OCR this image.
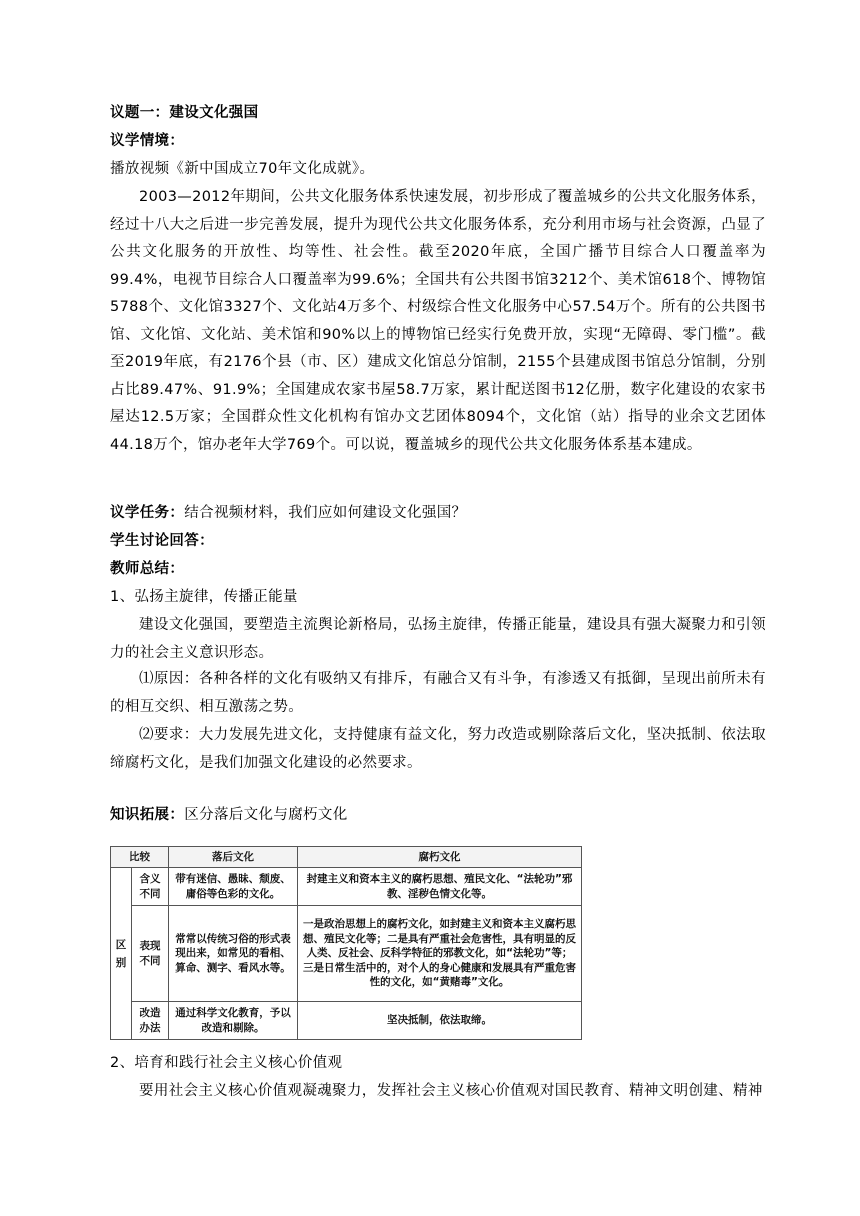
议题一：建设文化强国
议学情境：
播放视频《新中国成立70年文化成就》。
2003—2012年期间，公共文化服务体系快速发展，初步形成了覆盖城乡的公共文化服务体系，经过十八大之后进一步完善发展，提升为现代公共文化服务体系，充分利用市场与社会资源，凸显了公共文化服务的开放性、均等性、社会性。截至2020年底，全国广播节目综合人口覆盖率为99.4%，电视节目综合人口覆盖率为99.6%；全国共有公共图书馆3212个、美术馆618个、博物馆5788个、文化馆3327个、文化站4万多个、村级综合性文化服务中心57.54万个。所有的公共图书馆、文化馆、文化站、美术馆和90%以上的博物馆已经实行免费开放，实现“无障碍、零门槛”。截至2019年底，有2176个县（市、区）建成文化馆总分馆制，2155个县建成图书馆总分馆制，分别占比89.47%、91.9%；全国建成农家书屋58.7万家，累计配送图书12亿册，数字化建设的农家书屋达12.5万家；全国群众性文化机构有馆办文艺团体8094个，文化馆（站）指导的业余文艺团体44.18万个，馆办老年大学769个。可以说，覆盖城乡的现代公共文化服务体系基本建成。
议学任务：结合视频材料，我们应如何建设文化强国？
学生讨论回答：
教师总结：
1、弘扬主旋律，传播正能量
建设文化强国，要塑造主流舆论新格局，弘扬主旋律，传播正能量，建设具有强大凝聚力和引领力的社会主义意识形态。
⑴原因：各种各样的文化有吸纳又有排斥，有融合又有斗争，有渗透又有抵御，呈现出前所未有的相互交织、相互激荡之势。
⑵要求：大力发展先进文化，支持健康有益文化，努力改造或剔除落后文化，坚决抵制、依法取缔腐朽文化，是我们加强文化建设的必然要求。
知识拓展：区分落后文化与腐朽文化
比较		落后文化	腐朽文化
区别	含义不同	带有迷信、愚昧、颓废、庸俗等色彩的文化。	封建主义和资本主义的腐朽思想、殖民文化、“法轮功”邪教、淫秽色情文化等。
	表现不同	常常以传统习俗的形式表现出来，如常见的看相、算命、测字、看风水等。	一是政治思想上的腐朽文化，如封建主义和资本主义腐朽思想、殖民文化等；二是具有严重社会危害性，具有明显的反人类、反社会、反科学特征的邪教文化，如“法轮功”等；三是日常生活中的，对个人的身心健康和发展具有严重危害性的文化，如“黄赌毒”文化。
	改造办法	通过科学文化教育，予以改造和剔除。	坚决抵制，依法取缔。
2、培育和践行社会主义核心价值观
要用社会主义核心价值观凝魂聚力，发挥社会主义核心价值观对国民教育、精神文明创建、精神
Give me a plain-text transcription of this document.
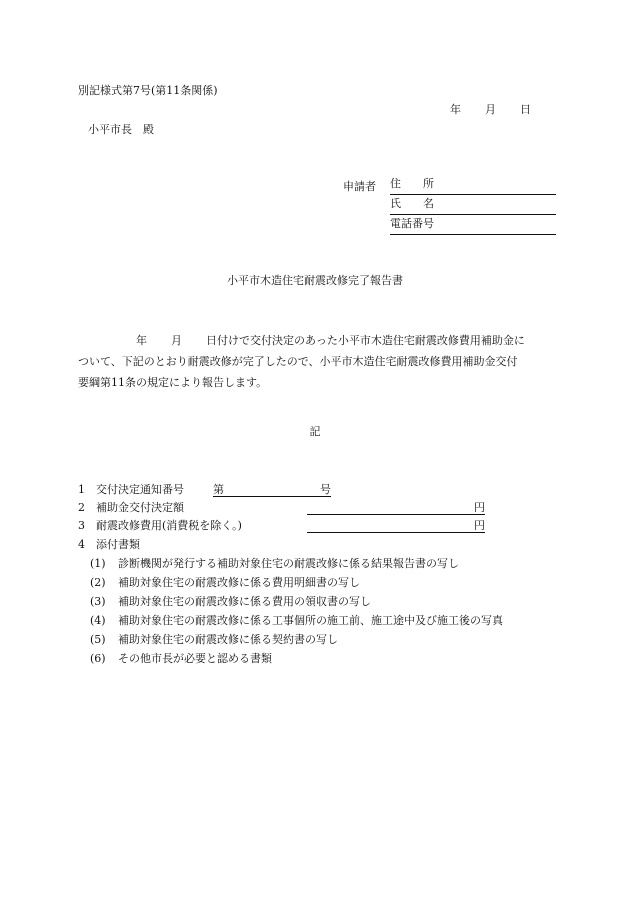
別記様式第7号(第11条関係)
年 月 日
小平市長　殿
申請者 住　　所
氏　　名
電話番号
小平市木造住宅耐震改修完了報告書
年 月 日付けで交付決定のあった小平市木造住宅耐震改修費用補助金に
ついて、下記のとおり耐震改修が完了したので、小平市木造住宅耐震改修費用補助金交付
要綱第11条の規定により報告します。
記
1 交付決定通知番号	第	号
2 補助金交付決定額	円
3 耐震改修費用(消費税を除く。)	円
4 添付書類
(1) 診断機関が発行する補助対象住宅の耐震改修に係る結果報告書の写し
(2) 補助対象住宅の耐震改修に係る費用明細書の写し
(3) 補助対象住宅の耐震改修に係る費用の領収書の写し
(4) 補助対象住宅の耐震改修に係る工事個所の施工前、施工途中及び施工後の写真
(5) 補助対象住宅の耐震改修に係る契約書の写し
(6) その他市長が必要と認める書類
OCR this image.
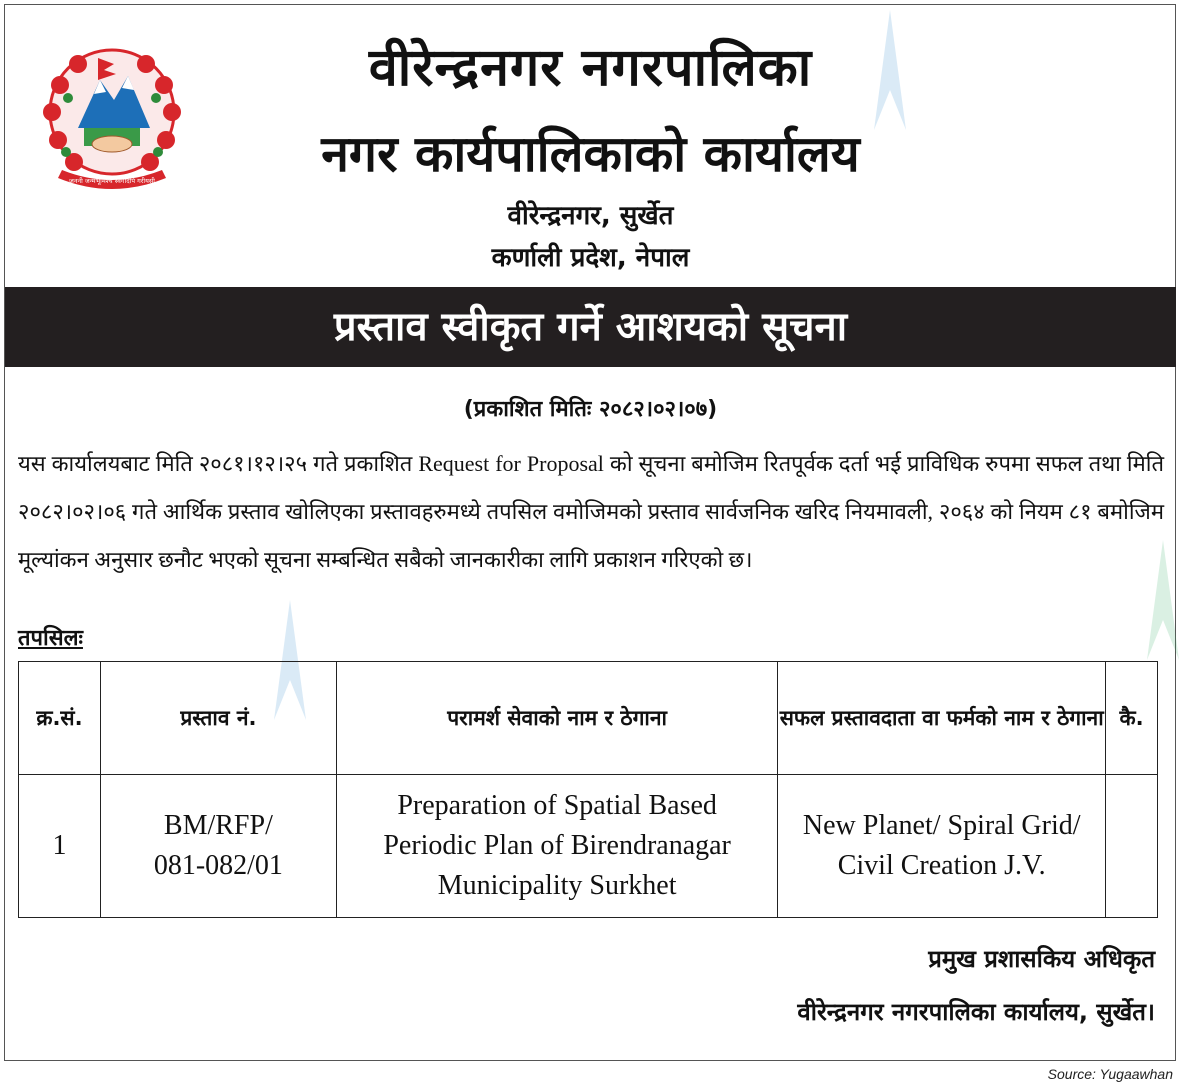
जननी जन्मभूमिश्च स्वर्गादपि गरीयसी
वीरेन्द्रनगर नगरपालिका
नगर कार्यपालिकाको कार्यालय
वीरेन्द्रनगर, सुर्खेत
कर्णाली प्रदेश, नेपाल
प्रस्ताव स्वीकृत गर्ने आशयको सूचना
(प्रकाशित मितिः २०८२।०२।०७)
यस कार्यालयबाट मिति २०८१।१२।२५ गते प्रकाशित Request for Proposal को सूचना बमोजिम रितपूर्वक दर्ता भई प्राविधिक रुपमा सफल तथा मिति २०८२।०२।०६ गते आर्थिक प्रस्ताव खोलिएका प्रस्तावहरुमध्ये तपसिल वमोजिमको प्रस्ताव सार्वजनिक खरिद नियमावली, २०६४ को नियम ८१ बमोजिम मूल्यांकन अनुसार छनौट भएको सूचना सम्बन्धित सबैको जानकारीका लागि प्रकाशन गरिएको छ।
तपसिलः
क्र.सं.	प्रस्ताव नं.	परामर्श सेवाको नाम र ठेगाना	सफल प्रस्तावदाता वा फर्मको नाम र ठेगाना	कै.
1	BM/RFP/ 081-082/01	Preparation of Spatial Based Periodic Plan of Birendranagar Municipality Surkhet	New Planet/ Spiral Grid/ Civil Creation J.V.	
प्रमुख प्रशासकिय अधिकृत
वीरेन्द्रनगर नगरपालिका कार्यालय, सुर्खेत।
Source: Yugaawhan
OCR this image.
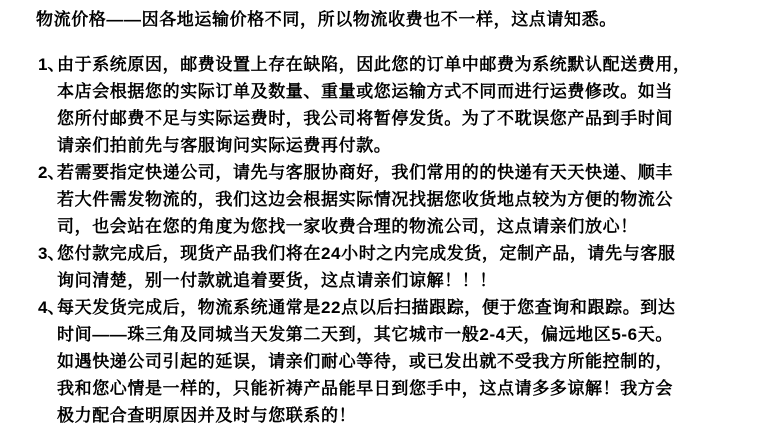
物流价格——因各地运输价格不同，所以物流收费也不一样，这点请知悉。
1、
由于系统原因，邮费设置上存在缺陷，因此您的订单中邮费为系统默认配送费用，
本店会根据您的实际订单及数量、重量或您运输方式不同而进行运费修改。如当
您所付邮费不足与实际运费时，我公司将暂停发货。为了不耽误您产品到手时间
请亲们拍前先与客服询问实际运费再付款。
2、
若需要指定快递公司，请先与客服协商好，我们常用的的快递有天天快递、顺丰
若大件需发物流的，我们这边会根据实际情况找据您收货地点较为方便的物流公
司，也会站在您的角度为您找一家收费合理的物流公司，这点请亲们放心！
3、
您付款完成后，现货产品我们将在24小时之内完成发货，定制产品，请先与客服
询问清楚，别一付款就追着要货，这点请亲们谅解！！！
4、
每天发货完成后，物流系统通常是22点以后扫描跟踪，便于您查询和跟踪。到达
时间——珠三角及同城当天发第二天到，其它城市一般2-4天，偏远地区5-6天。
如遇快递公司引起的延误，请亲们耐心等待，或已发出就不受我方所能控制的，
我和您心情是一样的，只能祈祷产品能早日到您手中，这点请多多谅解！我方会
极力配合查明原因并及时与您联系的！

════════════════════

What the task asks: Copy each line above precisely, dropping the pictures.

Final result:
OCR this image.
议题一：建设文化强国
议学情境：
播放视频《新中国成立70年文化成就》。
2003—2012年期间，公共文化服务体系快速发展，初步形成了覆盖城乡的公共文化服务体系，经过十八大之后进一步完善发展，提升为现代公共文化服务体系，充分利用市场与社会资源，凸显了公共文化服务的开放性、均等性、社会性。截至2020年底，全国广播节目综合人口覆盖率为99.4%，电视节目综合人口覆盖率为99.6%；全国共有公共图书馆3212个、美术馆618个、博物馆5788个、文化馆3327个、文化站4万多个、村级综合性文化服务中心57.54万个。所有的公共图书馆、文化馆、文化站、美术馆和90%以上的博物馆已经实行免费开放，实现“无障碍、零门槛”。截至2019年底，有2176个县（市、区）建成文化馆总分馆制，2155个县建成图书馆总分馆制，分别占比89.47%、91.9%；全国建成农家书屋58.7万家，累计配送图书12亿册，数字化建设的农家书屋达12.5万家；全国群众性文化机构有馆办文艺团体8094个，文化馆（站）指导的业余文艺团体44.18万个，馆办老年大学769个。可以说，覆盖城乡的现代公共文化服务体系基本建成。
议学任务：结合视频材料，我们应如何建设文化强国？
学生讨论回答：
教师总结：
1、弘扬主旋律，传播正能量
建设文化强国，要塑造主流舆论新格局，弘扬主旋律，传播正能量，建设具有强大凝聚力和引领力的社会主义意识形态。
⑴原因：各种各样的文化有吸纳又有排斥，有融合又有斗争，有渗透又有抵御，呈现出前所未有的相互交织、相互激荡之势。
⑵要求：大力发展先进文化，支持健康有益文化，努力改造或剔除落后文化，坚决抵制、依法取缔腐朽文化，是我们加强文化建设的必然要求。
知识拓展：区分落后文化与腐朽文化
比较		落后文化	腐朽文化
区别	含义不同	带有迷信、愚昧、颓废、庸俗等色彩的文化。	封建主义和资本主义的腐朽思想、殖民文化、“法轮功”邪教、淫秽色情文化等。
	表现不同	常常以传统习俗的形式表现出来，如常见的看相、算命、测字、看风水等。	一是政治思想上的腐朽文化，如封建主义和资本主义腐朽思想、殖民文化等；二是具有严重社会危害性，具有明显的反人类、反社会、反科学特征的邪教文化，如“法轮功”等；三是日常生活中的，对个人的身心健康和发展具有严重危害性的文化，如“黄赌毒”文化。
	改造办法	通过科学文化教育，予以改造和剔除。	坚决抵制，依法取缔。
2、培育和践行社会主义核心价值观
要用社会主义核心价值观凝魂聚力，发挥社会主义核心价值观对国民教育、精神文明创建、精神
Give me a plain-text transcription of this document.
別記様式第7号(第11条関係)
年 月 日
小平市長　殿
申請者 住　　所
氏　　名
電話番号
小平市木造住宅耐震改修完了報告書
年 月 日付けで交付決定のあった小平市木造住宅耐震改修費用補助金に
ついて、下記のとおり耐震改修が完了したので、小平市木造住宅耐震改修費用補助金交付
要綱第11条の規定により報告します。
記
1 交付決定通知番号	第	号
2 補助金交付決定額	円
3 耐震改修費用(消費税を除く。)	円
4 添付書類
(1) 診断機関が発行する補助対象住宅の耐震改修に係る結果報告書の写し
(2) 補助対象住宅の耐震改修に係る費用明細書の写し
(3) 補助対象住宅の耐震改修に係る費用の領収書の写し
(4) 補助対象住宅の耐震改修に係る工事個所の施工前、施工途中及び施工後の写真
(5) 補助対象住宅の耐震改修に係る契約書の写し
(6) その他市長が必要と認める書類
OCR this image.
जननी जन्मभूमिश्च स्वर्गादपि गरीयसी
वीरेन्द्रनगर नगरपालिका
नगर कार्यपालिकाको कार्यालय
वीरेन्द्रनगर, सुर्खेत
कर्णाली प्रदेश, नेपाल
प्रस्ताव स्वीकृत गर्ने आशयको सूचना
(प्रकाशित मितिः २०८२।०२।०७)
यस कार्यालयबाट मिति २०८१।१२।२५ गते प्रकाशित Request for Proposal को सूचना बमोजिम रितपूर्वक दर्ता भई प्राविधिक रुपमा सफल तथा मिति २०८२।०२।०६ गते आर्थिक प्रस्ताव खोलिएका प्रस्तावहरुमध्ये तपसिल वमोजिमको प्रस्ताव सार्वजनिक खरिद नियमावली, २०६४ को नियम ८१ बमोजिम मूल्यांकन अनुसार छनौट भएको सूचना सम्बन्धित सबैको जानकारीका लागि प्रकाशन गरिएको छ।
तपसिलः
क्र.सं.	प्रस्ताव नं.	परामर्श सेवाको नाम र ठेगाना	सफल प्रस्तावदाता वा फर्मको नाम र ठेगाना	कै.
1	BM/RFP/ 081-082/01	Preparation of Spatial Based Periodic Plan of Birendranagar Municipality Surkhet	New Planet/ Spiral Grid/ Civil Creation J.V.	
प्रमुख प्रशासकिय अधिकृत
वीरेन्द्रनगर नगरपालिका कार्यालय, सुर्खेत।
Source: Yugaawhan
OCR this image.
物流价格——因各地运输价格不同，所以物流收费也不一样，这点请知悉。
1、
由于系统原因，邮费设置上存在缺陷，因此您的订单中邮费为系统默认配送费用，
本店会根据您的实际订单及数量、重量或您运输方式不同而进行运费修改。如当
您所付邮费不足与实际运费时，我公司将暂停发货。为了不耽误您产品到手时间
请亲们拍前先与客服询问实际运费再付款。
2、
若需要指定快递公司，请先与客服协商好，我们常用的的快递有天天快递、顺丰
若大件需发物流的，我们这边会根据实际情况找据您收货地点较为方便的物流公
司，也会站在您的角度为您找一家收费合理的物流公司，这点请亲们放心！
3、
您付款完成后，现货产品我们将在24小时之内完成发货，定制产品，请先与客服
询问清楚，别一付款就追着要货，这点请亲们谅解！！！
4、
每天发货完成后，物流系统通常是22点以后扫描跟踪，便于您查询和跟踪。到达
时间——珠三角及同城当天发第二天到，其它城市一般2-4天，偏远地区5-6天。
如遇快递公司引起的延误，请亲们耐心等待，或已发出就不受我方所能控制的，
我和您心情是一样的，只能祈祷产品能早日到您手中，这点请多多谅解！我方会
极力配合查明原因并及时与您联系的！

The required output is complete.